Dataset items
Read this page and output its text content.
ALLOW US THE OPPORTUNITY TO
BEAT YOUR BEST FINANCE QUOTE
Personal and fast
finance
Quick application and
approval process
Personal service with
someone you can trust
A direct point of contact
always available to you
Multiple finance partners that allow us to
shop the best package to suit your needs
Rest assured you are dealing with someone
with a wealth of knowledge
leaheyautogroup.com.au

==

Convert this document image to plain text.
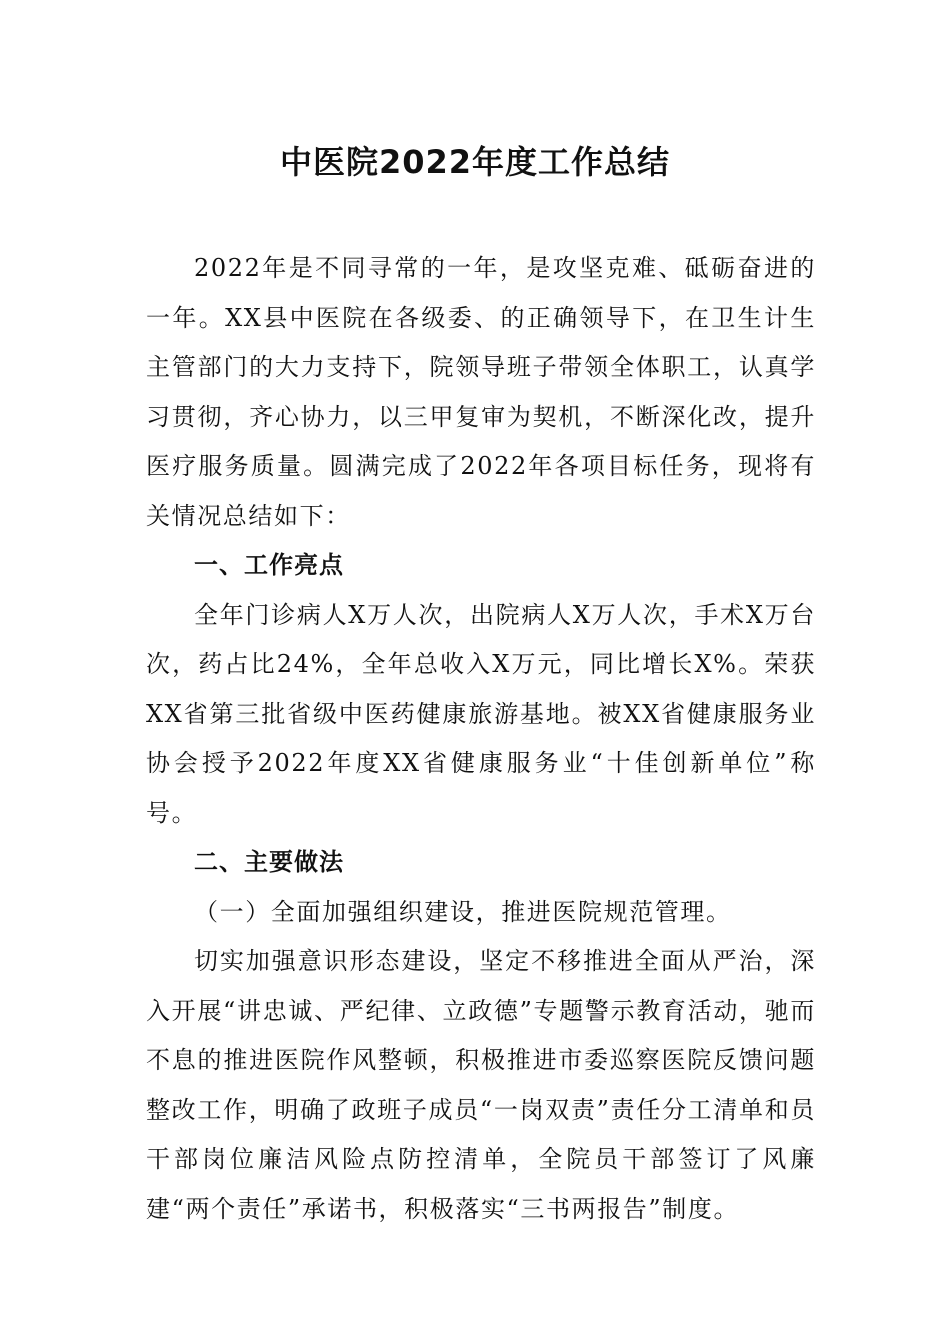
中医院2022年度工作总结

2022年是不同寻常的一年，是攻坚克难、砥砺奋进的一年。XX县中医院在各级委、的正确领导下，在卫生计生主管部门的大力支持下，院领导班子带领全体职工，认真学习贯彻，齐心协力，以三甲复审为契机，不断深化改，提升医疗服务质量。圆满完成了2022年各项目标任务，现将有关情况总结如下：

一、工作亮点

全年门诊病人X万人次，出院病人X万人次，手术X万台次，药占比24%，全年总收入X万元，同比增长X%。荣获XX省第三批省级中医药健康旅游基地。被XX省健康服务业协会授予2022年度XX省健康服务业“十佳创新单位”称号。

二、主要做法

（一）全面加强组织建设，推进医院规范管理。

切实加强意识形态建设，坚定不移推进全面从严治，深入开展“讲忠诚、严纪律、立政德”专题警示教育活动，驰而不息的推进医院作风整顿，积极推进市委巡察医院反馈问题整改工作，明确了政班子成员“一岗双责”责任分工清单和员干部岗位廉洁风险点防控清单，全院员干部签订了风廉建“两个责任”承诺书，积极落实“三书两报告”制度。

#### Work instructions:
Collect every line from the records above that contains the word "with".

#### Worked answer:
Personal service with
Rest assured you are dealing with someone
with a wealth of knowledge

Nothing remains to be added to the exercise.